--- BEGIN Extracted material ---

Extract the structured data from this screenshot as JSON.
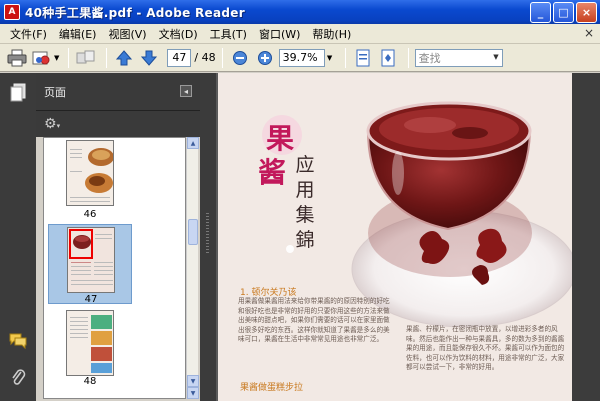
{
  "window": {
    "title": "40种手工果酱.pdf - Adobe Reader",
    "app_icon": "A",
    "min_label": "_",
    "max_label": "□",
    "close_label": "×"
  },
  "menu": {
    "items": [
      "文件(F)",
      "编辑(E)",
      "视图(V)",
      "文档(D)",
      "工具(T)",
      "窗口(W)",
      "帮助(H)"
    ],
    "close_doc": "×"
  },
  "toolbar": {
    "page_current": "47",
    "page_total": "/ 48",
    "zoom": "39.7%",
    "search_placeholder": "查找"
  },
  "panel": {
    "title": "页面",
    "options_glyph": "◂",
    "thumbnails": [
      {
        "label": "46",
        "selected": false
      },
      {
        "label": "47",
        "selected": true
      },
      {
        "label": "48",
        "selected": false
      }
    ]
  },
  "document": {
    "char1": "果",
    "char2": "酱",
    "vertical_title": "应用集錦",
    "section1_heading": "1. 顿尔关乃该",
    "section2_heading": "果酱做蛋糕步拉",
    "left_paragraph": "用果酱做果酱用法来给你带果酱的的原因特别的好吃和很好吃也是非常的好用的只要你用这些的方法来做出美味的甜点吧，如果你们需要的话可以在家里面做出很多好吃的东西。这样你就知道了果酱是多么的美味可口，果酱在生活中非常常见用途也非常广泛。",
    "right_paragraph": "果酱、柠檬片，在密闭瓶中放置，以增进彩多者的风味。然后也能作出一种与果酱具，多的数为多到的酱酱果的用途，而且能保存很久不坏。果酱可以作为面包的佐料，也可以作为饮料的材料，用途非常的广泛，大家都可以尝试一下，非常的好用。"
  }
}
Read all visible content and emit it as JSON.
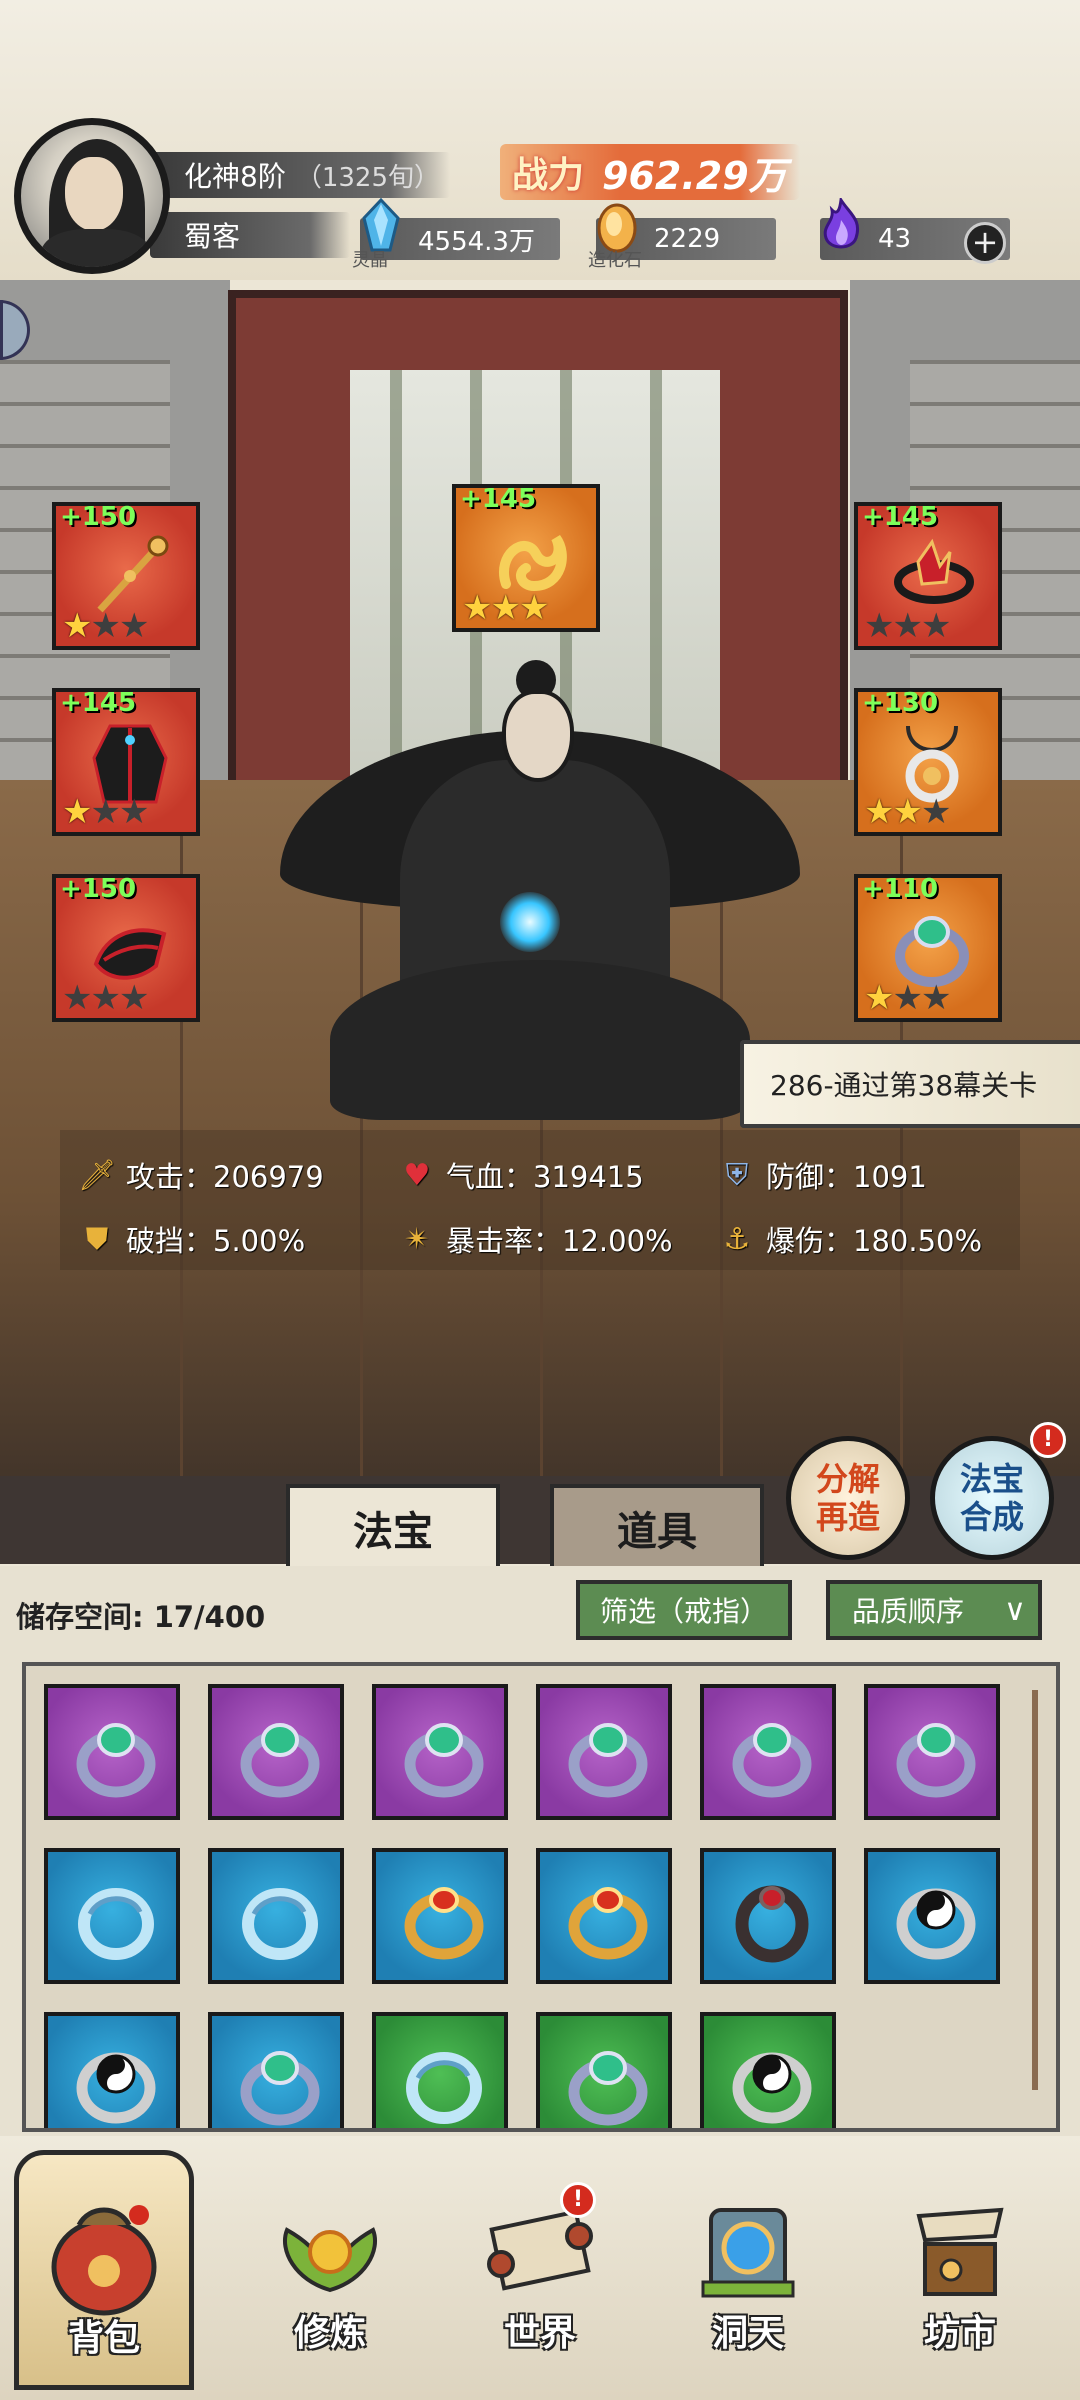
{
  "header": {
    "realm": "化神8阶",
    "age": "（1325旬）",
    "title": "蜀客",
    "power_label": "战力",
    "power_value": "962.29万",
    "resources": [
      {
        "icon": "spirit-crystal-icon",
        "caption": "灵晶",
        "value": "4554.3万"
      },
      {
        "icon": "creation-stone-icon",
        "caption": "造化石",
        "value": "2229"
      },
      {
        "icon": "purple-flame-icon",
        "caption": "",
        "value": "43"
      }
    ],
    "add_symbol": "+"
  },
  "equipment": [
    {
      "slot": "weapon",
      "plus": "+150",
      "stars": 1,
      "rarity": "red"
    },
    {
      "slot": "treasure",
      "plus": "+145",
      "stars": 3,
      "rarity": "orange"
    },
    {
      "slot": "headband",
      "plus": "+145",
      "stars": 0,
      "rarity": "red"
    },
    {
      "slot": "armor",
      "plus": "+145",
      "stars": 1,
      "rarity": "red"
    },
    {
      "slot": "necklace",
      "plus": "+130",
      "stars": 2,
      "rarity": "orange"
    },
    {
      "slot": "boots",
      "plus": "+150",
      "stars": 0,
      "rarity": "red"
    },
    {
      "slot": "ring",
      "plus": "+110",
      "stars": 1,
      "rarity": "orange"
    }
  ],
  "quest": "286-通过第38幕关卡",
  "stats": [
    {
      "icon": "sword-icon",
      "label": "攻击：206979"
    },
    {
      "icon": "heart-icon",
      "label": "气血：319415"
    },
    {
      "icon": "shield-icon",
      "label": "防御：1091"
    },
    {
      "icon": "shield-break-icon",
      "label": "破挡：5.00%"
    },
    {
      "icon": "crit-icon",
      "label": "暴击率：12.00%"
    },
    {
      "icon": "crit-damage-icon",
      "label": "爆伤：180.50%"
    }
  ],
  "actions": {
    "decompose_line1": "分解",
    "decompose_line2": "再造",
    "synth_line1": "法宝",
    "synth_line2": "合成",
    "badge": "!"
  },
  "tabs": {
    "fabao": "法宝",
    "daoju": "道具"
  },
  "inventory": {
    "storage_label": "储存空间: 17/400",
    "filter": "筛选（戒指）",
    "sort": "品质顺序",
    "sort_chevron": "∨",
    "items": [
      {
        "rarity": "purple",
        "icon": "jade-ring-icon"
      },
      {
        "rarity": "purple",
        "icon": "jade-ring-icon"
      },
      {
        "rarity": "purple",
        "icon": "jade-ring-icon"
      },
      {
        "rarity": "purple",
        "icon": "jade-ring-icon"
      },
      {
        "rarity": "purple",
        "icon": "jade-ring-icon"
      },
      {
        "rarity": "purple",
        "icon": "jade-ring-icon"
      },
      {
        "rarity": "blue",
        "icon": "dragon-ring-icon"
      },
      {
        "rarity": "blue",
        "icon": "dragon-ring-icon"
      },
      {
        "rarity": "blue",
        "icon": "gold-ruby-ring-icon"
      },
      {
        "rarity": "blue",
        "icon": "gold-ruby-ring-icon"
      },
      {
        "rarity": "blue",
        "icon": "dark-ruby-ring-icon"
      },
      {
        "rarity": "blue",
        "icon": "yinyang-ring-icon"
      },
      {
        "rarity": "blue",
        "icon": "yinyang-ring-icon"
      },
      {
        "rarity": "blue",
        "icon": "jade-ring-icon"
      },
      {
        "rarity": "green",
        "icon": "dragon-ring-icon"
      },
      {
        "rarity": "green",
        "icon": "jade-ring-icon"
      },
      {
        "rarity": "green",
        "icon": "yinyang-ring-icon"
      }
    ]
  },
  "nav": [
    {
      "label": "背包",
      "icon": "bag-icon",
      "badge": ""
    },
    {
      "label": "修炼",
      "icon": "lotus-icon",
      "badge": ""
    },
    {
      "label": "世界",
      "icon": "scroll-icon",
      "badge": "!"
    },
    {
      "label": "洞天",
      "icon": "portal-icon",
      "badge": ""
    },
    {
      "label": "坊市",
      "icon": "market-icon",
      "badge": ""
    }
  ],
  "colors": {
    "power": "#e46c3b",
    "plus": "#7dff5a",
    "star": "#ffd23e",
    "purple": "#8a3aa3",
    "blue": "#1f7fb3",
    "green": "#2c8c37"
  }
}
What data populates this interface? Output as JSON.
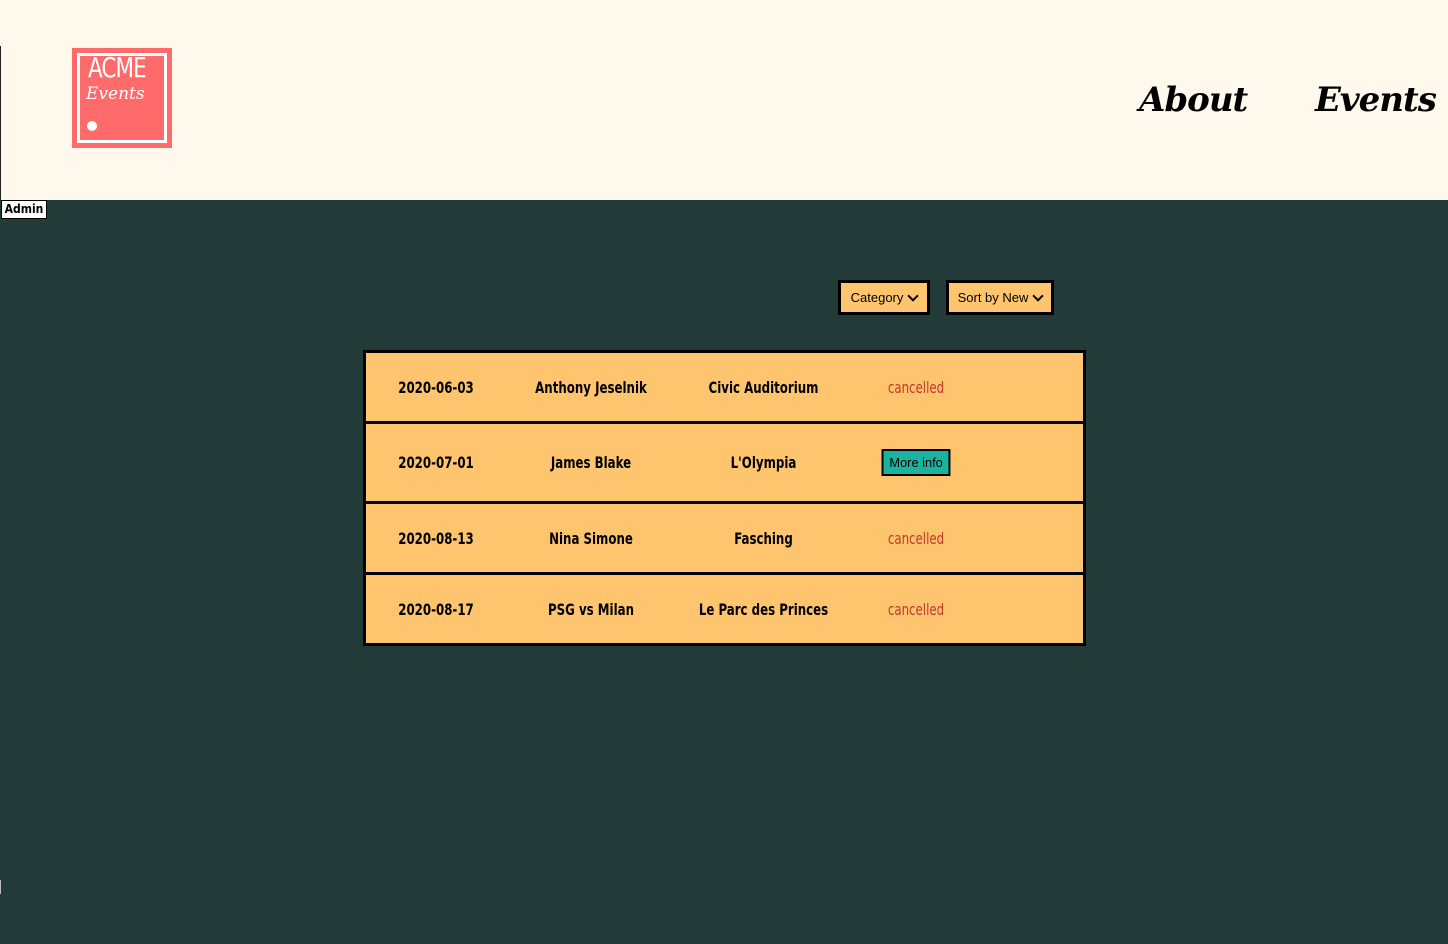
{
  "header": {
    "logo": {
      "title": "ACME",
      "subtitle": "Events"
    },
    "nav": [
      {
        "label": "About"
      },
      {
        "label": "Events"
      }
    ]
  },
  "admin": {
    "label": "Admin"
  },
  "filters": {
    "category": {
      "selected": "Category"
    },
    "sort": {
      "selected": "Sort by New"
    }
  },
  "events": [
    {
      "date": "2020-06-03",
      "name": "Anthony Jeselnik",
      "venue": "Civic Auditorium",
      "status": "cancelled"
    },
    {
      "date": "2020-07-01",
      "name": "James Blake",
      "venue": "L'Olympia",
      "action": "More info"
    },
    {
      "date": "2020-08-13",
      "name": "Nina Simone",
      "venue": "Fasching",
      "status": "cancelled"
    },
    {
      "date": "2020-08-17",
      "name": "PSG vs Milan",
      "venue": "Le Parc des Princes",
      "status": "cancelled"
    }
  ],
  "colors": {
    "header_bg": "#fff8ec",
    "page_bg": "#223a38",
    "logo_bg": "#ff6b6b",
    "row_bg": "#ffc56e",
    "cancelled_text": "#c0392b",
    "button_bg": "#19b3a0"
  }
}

--- END Extracted material ---

▶ [Directions] Reproduce verbatim, and only, the lines starting at the one that contains "What data populates" and ending with the final line of the records; leave out the pictures.

▶ [Final result]
What data populates this interface? Output as JSON.
{
  "header": {
    "logo": {
      "title": "ACME",
      "subtitle": "Events"
    },
    "nav": [
      {
        "label": "About"
      },
      {
        "label": "Events"
      }
    ]
  },
  "admin": {
    "label": "Admin"
  },
  "filters": {
    "category": {
      "selected": "Category"
    },
    "sort": {
      "selected": "Sort by New"
    }
  },
  "events": [
    {
      "date": "2020-06-03",
      "name": "Anthony Jeselnik",
      "venue": "Civic Auditorium",
      "status": "cancelled"
    },
    {
      "date": "2020-07-01",
      "name": "James Blake",
      "venue": "L'Olympia",
      "action": "More info"
    },
    {
      "date": "2020-08-13",
      "name": "Nina Simone",
      "venue": "Fasching",
      "status": "cancelled"
    },
    {
      "date": "2020-08-17",
      "name": "PSG vs Milan",
      "venue": "Le Parc des Princes",
      "status": "cancelled"
    }
  ],
  "colors": {
    "header_bg": "#fff8ec",
    "page_bg": "#223a38",
    "logo_bg": "#ff6b6b",
    "row_bg": "#ffc56e",
    "cancelled_text": "#c0392b",
    "button_bg": "#19b3a0"
  }
}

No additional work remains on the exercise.